- **Available data**:
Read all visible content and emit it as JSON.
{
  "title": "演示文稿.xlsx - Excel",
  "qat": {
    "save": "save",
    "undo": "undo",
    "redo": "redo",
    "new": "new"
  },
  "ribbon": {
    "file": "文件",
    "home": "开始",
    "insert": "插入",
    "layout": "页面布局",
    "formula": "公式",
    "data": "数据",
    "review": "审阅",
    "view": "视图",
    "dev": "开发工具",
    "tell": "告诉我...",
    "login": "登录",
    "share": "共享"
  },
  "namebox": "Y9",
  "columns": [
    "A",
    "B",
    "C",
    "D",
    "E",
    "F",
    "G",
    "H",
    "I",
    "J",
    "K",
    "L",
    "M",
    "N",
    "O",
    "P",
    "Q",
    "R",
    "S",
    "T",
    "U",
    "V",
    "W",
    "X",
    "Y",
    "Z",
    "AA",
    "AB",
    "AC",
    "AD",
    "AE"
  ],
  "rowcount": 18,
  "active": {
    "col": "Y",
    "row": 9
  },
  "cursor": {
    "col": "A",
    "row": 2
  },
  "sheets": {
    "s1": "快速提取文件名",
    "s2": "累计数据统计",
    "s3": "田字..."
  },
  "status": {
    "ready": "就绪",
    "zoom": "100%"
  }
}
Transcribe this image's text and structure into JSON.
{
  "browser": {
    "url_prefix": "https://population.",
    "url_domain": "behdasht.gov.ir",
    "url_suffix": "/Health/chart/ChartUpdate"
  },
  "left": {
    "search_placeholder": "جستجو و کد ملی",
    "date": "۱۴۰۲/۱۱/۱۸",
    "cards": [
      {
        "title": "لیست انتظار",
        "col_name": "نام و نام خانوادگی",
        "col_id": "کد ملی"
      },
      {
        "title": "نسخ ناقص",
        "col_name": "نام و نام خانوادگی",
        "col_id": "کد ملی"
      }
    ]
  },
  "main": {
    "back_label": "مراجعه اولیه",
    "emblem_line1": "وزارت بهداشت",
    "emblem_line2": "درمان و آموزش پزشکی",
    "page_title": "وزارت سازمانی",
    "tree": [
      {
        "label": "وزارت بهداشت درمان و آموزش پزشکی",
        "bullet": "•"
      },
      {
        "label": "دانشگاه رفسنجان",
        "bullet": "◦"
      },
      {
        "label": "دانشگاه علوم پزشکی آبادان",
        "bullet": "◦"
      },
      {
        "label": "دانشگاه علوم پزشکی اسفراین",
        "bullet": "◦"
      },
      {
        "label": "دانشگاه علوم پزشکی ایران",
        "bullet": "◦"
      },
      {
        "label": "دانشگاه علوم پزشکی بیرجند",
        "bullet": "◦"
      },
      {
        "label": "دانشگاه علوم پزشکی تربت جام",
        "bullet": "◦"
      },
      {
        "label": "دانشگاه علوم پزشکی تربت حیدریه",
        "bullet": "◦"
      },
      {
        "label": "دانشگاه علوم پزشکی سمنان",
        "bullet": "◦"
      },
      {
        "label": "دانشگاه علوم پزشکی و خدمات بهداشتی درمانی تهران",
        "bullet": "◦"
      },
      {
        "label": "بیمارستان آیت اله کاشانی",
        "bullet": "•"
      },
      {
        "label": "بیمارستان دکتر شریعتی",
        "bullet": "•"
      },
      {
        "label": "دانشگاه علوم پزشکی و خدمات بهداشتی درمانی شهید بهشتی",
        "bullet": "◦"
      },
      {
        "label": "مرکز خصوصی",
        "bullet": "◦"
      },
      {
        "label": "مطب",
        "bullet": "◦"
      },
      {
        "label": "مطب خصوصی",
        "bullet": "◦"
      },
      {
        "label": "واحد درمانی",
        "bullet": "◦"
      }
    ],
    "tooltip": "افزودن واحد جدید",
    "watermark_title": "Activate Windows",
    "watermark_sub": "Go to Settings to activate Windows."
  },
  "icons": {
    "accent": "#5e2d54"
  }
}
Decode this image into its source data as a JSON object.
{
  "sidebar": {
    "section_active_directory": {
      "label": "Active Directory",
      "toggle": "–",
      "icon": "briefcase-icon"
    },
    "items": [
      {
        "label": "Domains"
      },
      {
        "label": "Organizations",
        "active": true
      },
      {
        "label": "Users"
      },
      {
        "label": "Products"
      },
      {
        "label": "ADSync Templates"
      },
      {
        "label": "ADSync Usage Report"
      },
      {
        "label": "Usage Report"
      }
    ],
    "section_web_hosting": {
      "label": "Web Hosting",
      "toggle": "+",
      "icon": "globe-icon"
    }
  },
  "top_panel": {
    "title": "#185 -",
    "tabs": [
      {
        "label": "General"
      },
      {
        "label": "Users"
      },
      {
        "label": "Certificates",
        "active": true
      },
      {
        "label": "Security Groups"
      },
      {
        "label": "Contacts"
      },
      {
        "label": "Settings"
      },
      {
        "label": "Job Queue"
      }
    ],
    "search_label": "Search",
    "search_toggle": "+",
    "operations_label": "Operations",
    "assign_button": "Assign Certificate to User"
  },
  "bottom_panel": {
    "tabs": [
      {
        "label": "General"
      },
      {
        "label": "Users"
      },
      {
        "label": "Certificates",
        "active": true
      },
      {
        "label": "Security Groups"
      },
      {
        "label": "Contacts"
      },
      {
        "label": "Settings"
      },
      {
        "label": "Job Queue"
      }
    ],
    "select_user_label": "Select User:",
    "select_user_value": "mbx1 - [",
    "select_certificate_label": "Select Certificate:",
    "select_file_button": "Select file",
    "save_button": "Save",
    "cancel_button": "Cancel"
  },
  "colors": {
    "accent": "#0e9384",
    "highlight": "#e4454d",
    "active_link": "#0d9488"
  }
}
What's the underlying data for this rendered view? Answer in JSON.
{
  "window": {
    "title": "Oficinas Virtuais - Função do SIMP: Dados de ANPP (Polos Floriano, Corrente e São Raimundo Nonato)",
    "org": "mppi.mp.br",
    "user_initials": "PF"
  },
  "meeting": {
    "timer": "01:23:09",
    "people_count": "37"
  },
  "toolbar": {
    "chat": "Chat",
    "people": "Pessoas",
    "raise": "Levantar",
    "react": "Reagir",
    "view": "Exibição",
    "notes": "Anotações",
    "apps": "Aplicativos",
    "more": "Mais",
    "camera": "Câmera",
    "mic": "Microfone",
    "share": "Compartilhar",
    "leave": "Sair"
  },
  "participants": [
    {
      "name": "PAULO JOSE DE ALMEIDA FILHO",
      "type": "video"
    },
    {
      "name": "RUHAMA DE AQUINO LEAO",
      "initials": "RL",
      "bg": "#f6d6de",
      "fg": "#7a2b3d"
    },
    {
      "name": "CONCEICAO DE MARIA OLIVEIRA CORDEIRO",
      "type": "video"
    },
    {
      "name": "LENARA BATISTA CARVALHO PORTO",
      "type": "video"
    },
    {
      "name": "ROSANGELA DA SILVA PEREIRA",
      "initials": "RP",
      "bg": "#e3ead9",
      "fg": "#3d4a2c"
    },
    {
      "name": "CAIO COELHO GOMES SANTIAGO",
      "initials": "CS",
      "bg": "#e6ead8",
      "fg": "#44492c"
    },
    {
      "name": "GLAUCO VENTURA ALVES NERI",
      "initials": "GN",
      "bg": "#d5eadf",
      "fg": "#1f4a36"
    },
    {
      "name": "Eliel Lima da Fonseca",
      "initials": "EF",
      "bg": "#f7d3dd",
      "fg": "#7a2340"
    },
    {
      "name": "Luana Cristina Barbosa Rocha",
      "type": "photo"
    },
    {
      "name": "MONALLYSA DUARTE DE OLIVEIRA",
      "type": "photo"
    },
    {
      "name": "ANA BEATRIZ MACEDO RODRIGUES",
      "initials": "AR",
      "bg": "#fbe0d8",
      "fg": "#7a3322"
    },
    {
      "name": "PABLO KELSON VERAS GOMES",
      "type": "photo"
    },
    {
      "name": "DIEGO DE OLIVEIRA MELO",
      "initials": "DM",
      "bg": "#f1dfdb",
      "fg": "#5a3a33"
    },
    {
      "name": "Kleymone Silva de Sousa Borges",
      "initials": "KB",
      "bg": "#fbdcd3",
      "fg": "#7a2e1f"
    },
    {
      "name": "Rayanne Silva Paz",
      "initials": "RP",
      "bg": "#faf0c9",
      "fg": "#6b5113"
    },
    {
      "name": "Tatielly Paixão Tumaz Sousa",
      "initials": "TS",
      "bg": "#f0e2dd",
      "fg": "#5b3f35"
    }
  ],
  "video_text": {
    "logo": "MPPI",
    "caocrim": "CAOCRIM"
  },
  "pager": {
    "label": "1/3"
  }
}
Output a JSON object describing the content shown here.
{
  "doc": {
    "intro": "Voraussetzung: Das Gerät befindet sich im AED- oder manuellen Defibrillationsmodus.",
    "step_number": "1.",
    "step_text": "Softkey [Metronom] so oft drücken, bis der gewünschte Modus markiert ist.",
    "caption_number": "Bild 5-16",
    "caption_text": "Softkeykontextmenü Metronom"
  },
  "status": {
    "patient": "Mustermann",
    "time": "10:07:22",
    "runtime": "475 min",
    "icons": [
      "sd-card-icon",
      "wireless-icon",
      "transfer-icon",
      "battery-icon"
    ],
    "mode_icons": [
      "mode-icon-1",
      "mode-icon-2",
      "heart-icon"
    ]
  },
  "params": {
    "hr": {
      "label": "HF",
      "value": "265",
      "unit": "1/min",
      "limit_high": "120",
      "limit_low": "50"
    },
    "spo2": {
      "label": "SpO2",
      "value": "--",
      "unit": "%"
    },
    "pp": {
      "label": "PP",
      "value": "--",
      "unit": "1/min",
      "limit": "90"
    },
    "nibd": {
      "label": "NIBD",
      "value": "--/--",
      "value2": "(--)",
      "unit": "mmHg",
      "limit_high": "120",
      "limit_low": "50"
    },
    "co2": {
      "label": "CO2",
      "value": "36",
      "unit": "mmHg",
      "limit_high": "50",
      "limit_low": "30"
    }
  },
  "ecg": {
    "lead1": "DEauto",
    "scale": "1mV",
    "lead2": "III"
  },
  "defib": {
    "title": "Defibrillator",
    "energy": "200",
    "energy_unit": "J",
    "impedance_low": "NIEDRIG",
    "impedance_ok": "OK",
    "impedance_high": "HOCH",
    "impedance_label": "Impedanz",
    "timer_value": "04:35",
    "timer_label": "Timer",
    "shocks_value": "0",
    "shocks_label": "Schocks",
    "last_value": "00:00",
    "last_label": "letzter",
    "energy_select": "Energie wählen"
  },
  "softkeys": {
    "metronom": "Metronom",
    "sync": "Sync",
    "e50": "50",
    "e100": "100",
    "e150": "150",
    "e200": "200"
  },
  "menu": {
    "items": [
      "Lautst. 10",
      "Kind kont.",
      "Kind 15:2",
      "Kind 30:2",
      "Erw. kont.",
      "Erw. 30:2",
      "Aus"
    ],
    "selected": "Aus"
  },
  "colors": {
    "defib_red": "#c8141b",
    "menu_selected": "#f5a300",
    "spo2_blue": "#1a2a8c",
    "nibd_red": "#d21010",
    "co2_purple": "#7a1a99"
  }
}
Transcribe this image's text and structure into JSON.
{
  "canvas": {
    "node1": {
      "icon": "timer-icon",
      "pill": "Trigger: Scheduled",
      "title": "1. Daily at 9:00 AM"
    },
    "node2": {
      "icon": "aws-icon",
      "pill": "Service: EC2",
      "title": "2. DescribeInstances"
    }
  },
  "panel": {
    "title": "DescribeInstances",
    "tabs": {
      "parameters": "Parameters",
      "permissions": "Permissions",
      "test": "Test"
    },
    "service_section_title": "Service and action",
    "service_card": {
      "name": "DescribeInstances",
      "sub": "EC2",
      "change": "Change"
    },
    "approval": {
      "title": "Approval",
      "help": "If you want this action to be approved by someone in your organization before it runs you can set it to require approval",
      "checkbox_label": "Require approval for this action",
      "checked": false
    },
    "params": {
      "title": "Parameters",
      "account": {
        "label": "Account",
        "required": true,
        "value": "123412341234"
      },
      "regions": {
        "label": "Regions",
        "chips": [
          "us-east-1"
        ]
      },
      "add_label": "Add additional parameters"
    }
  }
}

- **Exercise instructions**: Above are the records. Copy every line in them holding "content".

- **Final answer**:
Read all visible content and emit it as JSON.
Output a JSON object describing the content shown here.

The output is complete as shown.